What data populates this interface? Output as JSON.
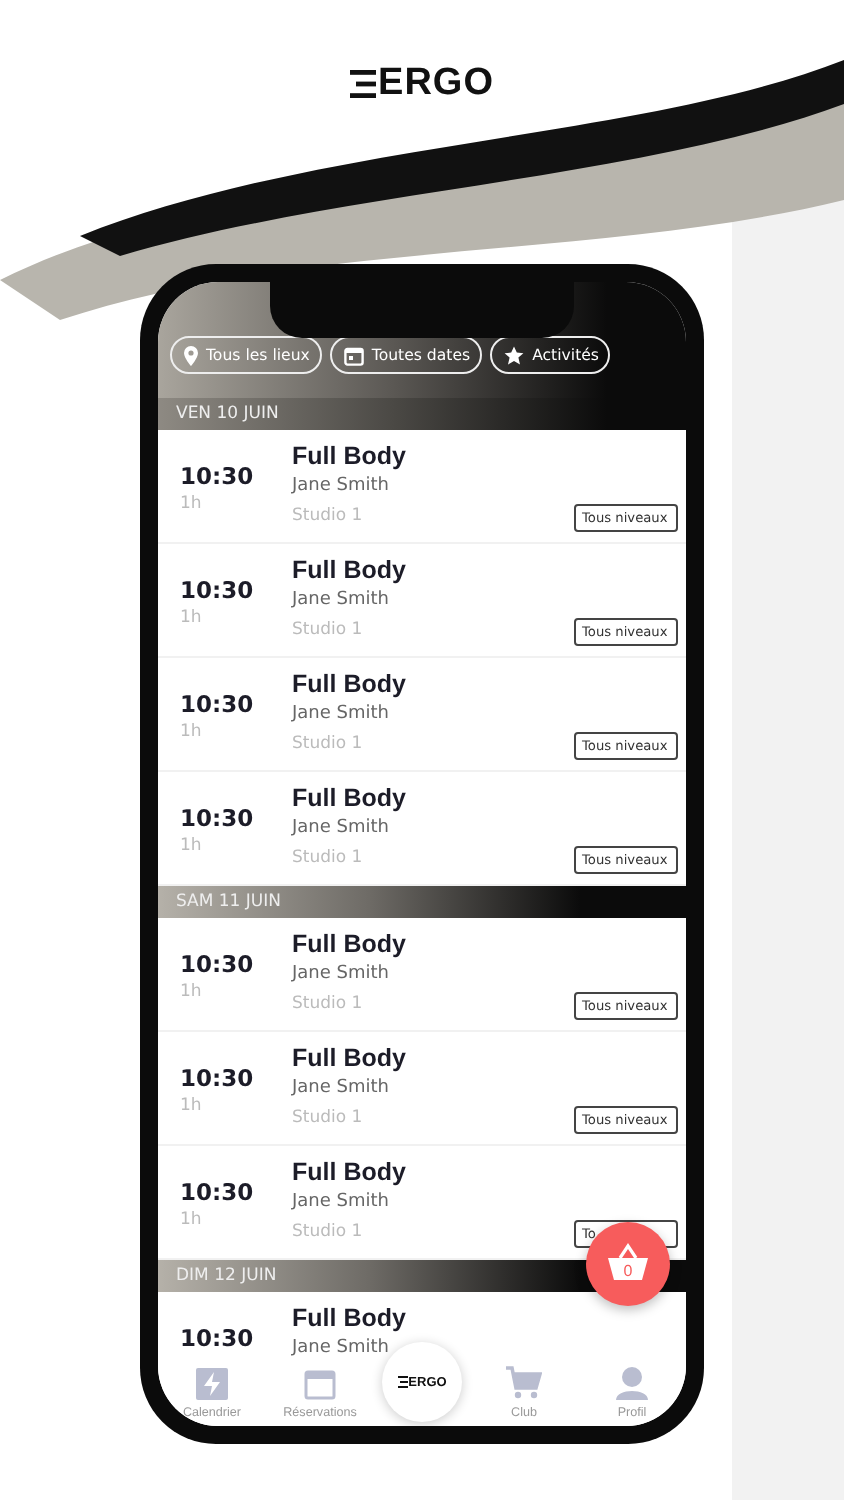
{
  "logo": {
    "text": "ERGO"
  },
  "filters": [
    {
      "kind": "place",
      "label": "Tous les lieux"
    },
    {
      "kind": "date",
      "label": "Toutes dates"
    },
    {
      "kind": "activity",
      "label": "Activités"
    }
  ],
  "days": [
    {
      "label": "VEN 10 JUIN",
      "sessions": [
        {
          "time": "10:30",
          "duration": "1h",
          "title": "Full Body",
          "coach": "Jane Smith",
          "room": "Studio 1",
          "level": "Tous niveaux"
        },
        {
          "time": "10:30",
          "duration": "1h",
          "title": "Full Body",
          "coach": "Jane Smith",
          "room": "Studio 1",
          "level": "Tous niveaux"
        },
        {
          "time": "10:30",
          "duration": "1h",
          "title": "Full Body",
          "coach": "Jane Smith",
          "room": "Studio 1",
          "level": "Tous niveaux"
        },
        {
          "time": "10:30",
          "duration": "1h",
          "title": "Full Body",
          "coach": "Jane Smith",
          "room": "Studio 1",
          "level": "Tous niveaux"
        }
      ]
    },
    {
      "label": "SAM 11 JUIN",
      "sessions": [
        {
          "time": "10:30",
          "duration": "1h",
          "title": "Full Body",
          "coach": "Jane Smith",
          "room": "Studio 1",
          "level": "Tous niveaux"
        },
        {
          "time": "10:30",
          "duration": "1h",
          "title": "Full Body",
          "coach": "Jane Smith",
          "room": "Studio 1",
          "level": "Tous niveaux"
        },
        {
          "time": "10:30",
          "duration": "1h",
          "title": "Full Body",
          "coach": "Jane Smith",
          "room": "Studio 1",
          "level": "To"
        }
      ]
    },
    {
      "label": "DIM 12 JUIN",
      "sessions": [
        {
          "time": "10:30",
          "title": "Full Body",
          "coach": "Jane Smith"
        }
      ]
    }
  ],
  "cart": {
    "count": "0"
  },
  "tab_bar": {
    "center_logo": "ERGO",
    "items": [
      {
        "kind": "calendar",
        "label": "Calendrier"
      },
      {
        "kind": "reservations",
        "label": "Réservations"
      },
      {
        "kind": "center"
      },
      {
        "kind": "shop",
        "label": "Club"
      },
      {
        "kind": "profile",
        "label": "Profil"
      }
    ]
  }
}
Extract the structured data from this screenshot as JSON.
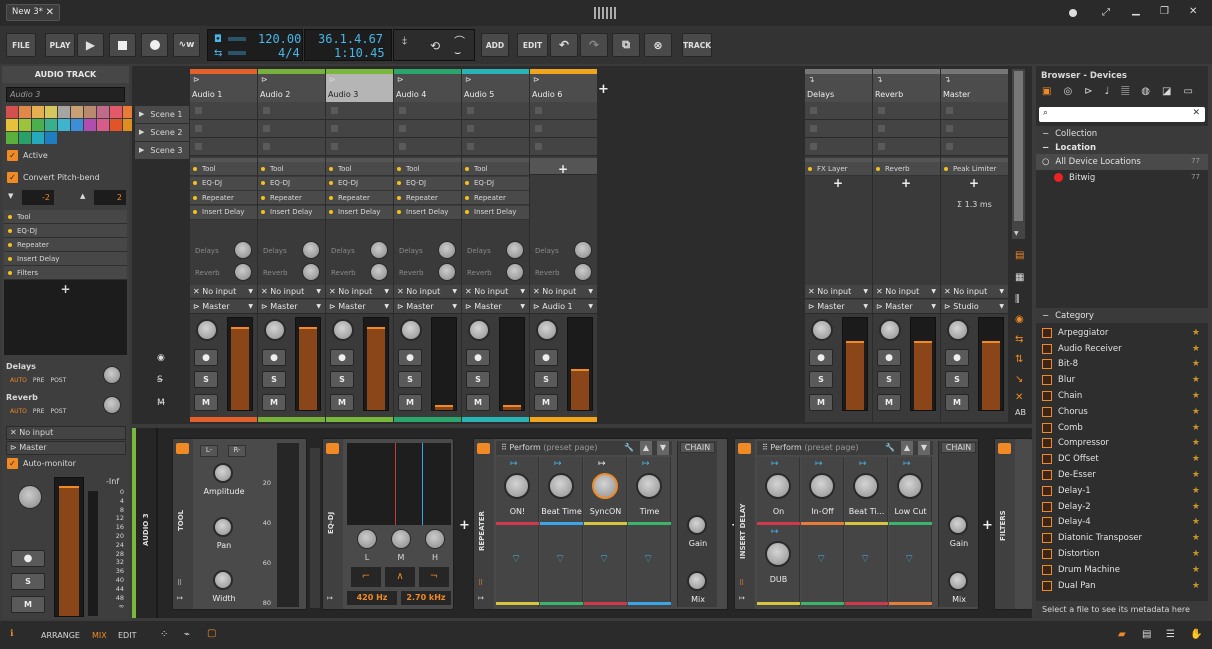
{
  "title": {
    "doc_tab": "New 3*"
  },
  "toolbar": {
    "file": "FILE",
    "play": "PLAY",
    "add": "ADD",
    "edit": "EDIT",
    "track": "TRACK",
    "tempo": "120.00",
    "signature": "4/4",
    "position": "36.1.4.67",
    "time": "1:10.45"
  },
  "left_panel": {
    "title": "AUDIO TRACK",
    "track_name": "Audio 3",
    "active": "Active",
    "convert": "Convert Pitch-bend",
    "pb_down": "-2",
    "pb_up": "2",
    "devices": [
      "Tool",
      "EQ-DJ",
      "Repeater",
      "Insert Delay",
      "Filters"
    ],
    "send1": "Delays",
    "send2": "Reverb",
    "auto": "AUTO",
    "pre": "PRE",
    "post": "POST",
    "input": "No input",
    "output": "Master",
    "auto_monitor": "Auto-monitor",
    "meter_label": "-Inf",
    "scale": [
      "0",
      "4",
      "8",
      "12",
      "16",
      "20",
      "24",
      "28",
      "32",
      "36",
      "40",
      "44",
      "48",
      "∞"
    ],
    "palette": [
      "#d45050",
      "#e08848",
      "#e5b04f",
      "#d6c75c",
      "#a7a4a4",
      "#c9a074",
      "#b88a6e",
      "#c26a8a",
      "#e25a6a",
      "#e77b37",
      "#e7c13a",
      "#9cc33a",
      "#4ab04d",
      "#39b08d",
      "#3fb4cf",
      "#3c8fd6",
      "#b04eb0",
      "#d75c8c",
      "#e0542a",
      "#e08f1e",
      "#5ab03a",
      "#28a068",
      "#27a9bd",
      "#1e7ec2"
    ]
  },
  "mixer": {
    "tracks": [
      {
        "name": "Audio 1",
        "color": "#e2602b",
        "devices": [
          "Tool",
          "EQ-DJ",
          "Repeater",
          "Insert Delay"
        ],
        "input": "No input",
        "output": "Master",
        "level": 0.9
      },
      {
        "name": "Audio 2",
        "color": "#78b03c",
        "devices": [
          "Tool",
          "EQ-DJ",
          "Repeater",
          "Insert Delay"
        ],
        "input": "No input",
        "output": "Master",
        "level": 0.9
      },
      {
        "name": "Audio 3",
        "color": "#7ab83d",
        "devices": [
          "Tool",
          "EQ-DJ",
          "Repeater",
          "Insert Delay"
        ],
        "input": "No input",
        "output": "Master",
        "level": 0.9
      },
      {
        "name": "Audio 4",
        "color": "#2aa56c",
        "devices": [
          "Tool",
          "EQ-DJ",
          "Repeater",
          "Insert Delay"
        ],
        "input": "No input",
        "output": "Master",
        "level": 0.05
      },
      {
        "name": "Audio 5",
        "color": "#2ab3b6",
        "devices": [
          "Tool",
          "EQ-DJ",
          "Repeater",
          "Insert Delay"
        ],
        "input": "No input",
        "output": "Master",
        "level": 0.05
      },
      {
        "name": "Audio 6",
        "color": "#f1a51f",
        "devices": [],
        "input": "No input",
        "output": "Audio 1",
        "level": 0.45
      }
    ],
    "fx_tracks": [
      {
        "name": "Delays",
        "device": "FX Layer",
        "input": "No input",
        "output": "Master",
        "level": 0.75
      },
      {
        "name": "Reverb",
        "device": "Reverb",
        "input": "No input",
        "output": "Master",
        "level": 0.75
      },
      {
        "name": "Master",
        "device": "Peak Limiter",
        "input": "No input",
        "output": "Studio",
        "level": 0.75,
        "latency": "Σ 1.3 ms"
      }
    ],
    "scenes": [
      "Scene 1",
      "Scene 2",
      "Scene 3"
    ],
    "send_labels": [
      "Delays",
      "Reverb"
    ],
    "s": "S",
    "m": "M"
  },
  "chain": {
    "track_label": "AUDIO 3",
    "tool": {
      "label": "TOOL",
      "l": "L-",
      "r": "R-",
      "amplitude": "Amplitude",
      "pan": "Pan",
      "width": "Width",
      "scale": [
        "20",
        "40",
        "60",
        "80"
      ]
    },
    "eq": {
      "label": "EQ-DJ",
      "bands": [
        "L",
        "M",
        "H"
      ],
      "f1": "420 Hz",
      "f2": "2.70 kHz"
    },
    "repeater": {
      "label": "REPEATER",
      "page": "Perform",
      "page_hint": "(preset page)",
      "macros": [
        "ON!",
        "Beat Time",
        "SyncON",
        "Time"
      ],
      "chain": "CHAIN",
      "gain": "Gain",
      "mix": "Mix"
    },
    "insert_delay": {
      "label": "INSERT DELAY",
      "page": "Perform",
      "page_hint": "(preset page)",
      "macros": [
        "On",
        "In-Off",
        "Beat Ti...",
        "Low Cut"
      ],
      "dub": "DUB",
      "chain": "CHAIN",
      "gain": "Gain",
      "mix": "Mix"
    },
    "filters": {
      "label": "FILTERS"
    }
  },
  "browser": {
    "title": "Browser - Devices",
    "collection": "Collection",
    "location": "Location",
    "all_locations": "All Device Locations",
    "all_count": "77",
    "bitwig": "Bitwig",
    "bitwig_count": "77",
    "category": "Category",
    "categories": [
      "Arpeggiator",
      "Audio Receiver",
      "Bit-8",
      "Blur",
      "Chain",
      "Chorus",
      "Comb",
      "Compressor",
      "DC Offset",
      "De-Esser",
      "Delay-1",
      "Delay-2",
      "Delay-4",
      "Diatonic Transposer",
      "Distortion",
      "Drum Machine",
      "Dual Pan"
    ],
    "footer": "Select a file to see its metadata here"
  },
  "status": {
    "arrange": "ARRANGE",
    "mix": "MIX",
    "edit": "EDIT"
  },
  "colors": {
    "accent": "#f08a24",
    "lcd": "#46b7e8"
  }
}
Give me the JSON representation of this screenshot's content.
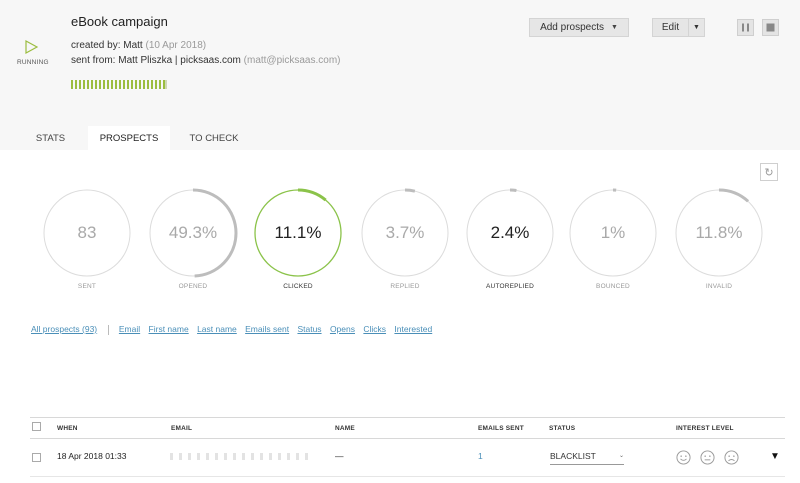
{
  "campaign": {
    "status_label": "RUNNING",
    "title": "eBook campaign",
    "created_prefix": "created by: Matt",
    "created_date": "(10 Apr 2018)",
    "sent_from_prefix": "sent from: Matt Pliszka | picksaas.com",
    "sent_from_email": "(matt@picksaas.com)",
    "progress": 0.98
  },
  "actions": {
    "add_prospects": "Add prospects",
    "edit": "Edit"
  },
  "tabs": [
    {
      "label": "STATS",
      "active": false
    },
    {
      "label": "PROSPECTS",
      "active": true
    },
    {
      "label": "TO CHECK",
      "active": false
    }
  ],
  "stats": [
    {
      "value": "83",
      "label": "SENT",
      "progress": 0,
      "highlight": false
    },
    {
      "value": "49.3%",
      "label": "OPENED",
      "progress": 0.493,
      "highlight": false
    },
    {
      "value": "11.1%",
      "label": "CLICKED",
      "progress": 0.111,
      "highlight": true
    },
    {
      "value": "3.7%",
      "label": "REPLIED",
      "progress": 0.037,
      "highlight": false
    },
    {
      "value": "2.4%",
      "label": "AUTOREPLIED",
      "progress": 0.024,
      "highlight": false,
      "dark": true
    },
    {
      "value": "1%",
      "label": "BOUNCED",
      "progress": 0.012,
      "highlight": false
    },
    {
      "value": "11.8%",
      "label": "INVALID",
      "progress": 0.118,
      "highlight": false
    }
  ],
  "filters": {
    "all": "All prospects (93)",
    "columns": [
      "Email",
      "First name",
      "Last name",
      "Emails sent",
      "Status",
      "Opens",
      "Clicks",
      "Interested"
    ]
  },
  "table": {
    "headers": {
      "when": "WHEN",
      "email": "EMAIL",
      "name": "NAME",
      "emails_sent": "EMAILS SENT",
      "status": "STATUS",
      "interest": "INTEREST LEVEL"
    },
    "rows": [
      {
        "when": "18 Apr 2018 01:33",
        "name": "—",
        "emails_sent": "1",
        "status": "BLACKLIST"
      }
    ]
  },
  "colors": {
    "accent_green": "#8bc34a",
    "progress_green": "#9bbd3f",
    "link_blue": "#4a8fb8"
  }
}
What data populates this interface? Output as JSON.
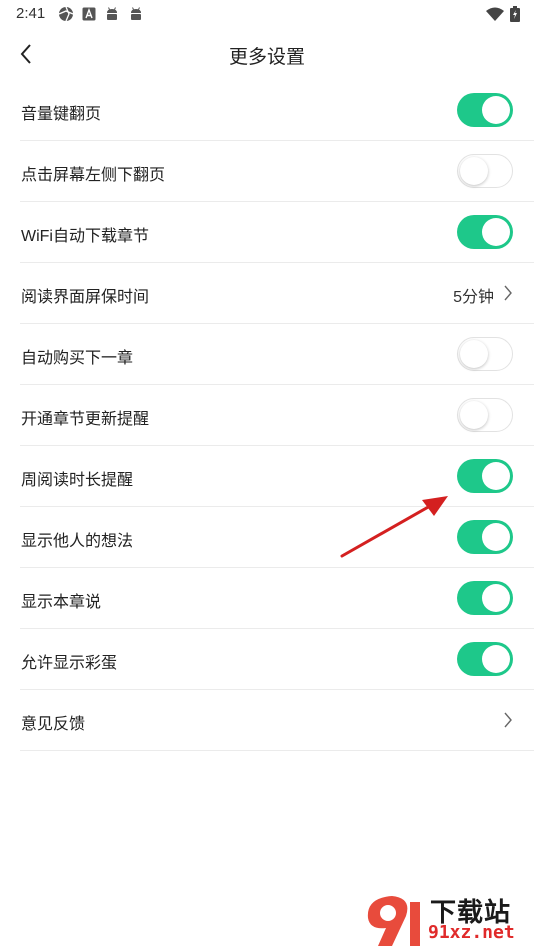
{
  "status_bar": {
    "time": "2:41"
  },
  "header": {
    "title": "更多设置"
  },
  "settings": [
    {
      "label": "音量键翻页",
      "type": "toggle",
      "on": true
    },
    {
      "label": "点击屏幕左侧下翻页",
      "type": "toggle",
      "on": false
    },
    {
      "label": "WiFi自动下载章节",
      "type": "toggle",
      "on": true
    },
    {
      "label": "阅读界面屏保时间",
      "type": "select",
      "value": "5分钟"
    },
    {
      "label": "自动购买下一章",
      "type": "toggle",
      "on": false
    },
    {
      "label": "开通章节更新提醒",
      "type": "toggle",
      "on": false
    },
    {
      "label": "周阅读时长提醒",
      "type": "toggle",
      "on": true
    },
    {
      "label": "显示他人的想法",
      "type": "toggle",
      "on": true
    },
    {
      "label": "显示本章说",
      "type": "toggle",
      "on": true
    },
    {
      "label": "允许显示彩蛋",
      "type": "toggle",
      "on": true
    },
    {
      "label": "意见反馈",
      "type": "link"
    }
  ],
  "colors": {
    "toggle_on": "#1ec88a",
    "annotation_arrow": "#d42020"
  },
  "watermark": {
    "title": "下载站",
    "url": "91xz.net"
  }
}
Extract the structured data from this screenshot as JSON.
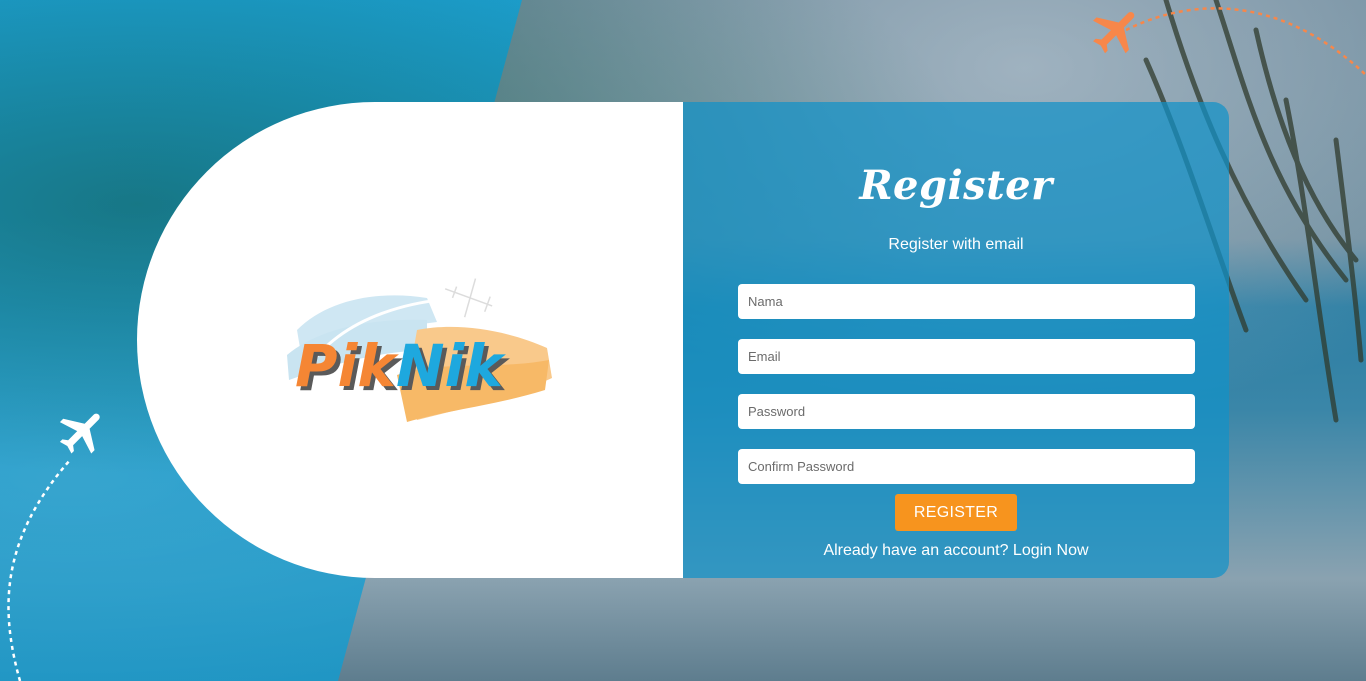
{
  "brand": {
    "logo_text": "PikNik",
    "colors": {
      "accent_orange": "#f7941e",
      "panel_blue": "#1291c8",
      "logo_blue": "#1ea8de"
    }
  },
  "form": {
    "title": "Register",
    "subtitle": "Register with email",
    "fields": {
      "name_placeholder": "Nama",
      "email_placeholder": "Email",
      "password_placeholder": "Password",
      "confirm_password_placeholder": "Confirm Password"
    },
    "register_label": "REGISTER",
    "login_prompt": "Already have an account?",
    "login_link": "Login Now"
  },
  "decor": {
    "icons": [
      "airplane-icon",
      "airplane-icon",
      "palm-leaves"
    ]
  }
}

══════

• STATED GOAL: Count the lines of the data that contain the string "active", and reply with that number alone.

• FINISHED ANSWER: 4